Copy out each line below in which the string "biozid" appears.

-------- Material for this exercise --------

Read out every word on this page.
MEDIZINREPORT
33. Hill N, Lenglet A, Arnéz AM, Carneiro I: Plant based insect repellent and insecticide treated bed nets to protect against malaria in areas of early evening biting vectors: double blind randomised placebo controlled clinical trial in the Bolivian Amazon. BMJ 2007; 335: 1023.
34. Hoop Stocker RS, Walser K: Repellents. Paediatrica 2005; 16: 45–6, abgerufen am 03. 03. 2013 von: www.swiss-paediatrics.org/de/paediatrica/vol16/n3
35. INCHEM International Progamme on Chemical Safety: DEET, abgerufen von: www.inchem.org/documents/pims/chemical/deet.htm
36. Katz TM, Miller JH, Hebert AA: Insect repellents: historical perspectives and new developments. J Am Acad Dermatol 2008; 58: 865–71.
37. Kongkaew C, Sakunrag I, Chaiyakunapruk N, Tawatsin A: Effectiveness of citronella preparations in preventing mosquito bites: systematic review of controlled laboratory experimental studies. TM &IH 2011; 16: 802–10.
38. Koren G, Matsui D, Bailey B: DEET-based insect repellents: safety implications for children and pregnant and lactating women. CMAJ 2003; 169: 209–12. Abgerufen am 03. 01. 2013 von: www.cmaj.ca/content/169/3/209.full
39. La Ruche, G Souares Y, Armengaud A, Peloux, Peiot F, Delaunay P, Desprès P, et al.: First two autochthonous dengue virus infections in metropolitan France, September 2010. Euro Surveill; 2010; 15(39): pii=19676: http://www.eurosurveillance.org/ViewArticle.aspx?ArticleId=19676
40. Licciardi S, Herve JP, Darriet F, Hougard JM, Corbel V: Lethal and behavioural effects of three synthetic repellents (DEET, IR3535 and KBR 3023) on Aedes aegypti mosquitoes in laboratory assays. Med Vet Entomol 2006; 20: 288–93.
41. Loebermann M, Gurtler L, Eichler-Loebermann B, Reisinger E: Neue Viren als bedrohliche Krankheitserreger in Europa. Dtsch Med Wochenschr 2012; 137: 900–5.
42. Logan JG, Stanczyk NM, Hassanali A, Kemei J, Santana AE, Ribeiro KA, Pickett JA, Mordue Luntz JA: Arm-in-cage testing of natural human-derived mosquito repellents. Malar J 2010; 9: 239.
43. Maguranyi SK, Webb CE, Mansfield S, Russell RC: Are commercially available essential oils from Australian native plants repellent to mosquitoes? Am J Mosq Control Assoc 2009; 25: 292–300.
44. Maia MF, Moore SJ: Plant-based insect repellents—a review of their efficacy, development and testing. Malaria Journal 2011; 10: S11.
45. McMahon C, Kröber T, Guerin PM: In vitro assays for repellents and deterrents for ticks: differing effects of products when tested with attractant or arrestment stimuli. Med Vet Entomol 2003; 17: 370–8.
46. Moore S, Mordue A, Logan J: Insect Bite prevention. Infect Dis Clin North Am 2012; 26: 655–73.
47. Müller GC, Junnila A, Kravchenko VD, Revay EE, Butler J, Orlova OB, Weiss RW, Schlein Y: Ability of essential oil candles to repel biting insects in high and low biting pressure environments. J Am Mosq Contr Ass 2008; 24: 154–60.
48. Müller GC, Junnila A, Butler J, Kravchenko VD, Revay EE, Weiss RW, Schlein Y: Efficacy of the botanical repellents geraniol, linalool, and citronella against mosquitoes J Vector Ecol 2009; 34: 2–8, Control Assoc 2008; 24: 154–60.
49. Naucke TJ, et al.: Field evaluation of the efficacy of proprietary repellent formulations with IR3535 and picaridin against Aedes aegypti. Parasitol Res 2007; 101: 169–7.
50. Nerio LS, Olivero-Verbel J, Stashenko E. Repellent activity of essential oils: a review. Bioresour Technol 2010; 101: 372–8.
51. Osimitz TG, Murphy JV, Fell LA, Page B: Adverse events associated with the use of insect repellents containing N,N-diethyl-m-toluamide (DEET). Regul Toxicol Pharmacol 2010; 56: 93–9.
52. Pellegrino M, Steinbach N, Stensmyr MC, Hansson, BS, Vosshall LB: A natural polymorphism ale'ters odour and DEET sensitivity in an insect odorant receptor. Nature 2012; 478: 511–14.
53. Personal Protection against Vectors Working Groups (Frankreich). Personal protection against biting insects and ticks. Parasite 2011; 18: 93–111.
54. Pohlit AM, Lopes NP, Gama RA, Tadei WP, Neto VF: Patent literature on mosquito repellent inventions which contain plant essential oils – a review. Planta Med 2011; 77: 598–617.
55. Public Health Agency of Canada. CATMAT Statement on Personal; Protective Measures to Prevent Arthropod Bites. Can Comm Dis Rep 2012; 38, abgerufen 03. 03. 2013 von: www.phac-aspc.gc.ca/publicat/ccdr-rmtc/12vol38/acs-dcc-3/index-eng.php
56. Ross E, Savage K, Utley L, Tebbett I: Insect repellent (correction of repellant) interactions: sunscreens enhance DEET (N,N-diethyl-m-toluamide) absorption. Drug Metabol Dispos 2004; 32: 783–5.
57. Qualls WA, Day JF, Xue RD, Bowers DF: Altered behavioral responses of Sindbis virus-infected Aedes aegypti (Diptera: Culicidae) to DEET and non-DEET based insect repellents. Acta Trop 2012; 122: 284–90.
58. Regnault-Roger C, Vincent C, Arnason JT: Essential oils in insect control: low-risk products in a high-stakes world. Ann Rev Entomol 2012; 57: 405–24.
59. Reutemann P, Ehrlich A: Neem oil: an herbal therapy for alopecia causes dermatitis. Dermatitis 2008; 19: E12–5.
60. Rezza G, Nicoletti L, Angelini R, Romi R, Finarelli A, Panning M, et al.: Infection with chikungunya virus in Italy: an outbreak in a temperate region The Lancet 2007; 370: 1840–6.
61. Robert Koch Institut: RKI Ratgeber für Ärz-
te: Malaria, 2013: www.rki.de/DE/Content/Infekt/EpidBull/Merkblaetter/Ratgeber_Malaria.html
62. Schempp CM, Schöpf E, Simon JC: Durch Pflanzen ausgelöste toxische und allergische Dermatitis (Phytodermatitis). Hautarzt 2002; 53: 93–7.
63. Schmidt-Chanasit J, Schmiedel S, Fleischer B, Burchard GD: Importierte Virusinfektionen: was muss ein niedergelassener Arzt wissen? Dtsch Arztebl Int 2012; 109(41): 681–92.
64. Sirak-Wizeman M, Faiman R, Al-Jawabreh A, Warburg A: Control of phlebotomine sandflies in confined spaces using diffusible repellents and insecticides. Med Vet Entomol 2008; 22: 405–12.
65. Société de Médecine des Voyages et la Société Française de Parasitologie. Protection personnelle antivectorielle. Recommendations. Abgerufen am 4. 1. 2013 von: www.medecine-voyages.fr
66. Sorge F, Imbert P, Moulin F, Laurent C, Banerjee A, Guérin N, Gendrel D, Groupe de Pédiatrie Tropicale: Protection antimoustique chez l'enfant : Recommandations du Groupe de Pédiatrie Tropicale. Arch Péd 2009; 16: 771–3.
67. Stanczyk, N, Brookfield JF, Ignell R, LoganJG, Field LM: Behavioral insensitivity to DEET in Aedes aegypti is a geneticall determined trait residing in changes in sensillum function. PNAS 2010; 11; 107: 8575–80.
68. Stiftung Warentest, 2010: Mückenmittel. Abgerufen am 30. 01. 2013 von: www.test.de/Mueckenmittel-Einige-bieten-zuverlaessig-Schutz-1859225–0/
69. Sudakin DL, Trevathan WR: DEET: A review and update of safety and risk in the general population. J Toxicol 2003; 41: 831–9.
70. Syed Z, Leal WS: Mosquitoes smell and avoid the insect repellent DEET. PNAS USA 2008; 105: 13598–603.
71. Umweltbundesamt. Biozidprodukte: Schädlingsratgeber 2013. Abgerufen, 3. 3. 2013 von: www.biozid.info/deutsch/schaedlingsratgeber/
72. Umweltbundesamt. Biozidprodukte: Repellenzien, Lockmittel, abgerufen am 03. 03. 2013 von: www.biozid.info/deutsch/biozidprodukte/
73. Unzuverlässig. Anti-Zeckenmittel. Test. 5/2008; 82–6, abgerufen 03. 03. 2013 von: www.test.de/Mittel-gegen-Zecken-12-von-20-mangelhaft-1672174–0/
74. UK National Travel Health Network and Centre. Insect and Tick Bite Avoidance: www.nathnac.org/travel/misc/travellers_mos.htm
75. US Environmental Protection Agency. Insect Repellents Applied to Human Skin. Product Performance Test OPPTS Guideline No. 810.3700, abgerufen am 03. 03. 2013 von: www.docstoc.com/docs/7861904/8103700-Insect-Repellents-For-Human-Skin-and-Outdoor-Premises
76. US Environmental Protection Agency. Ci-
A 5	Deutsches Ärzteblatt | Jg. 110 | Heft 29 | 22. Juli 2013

--------

§ **The completed task**
71. Umweltbundesamt. Biozidprodukte: Schädlingsratgeber 2013. Abgerufen, 3. 3. 2013 von: www.biozid.info/deutsch/schaedlingsratgeber/
72. Umweltbundesamt. Biozidprodukte: Repellenzien, Lockmittel, abgerufen am 03. 03. 2013 von: www.biozid.info/deutsch/biozidprodukte/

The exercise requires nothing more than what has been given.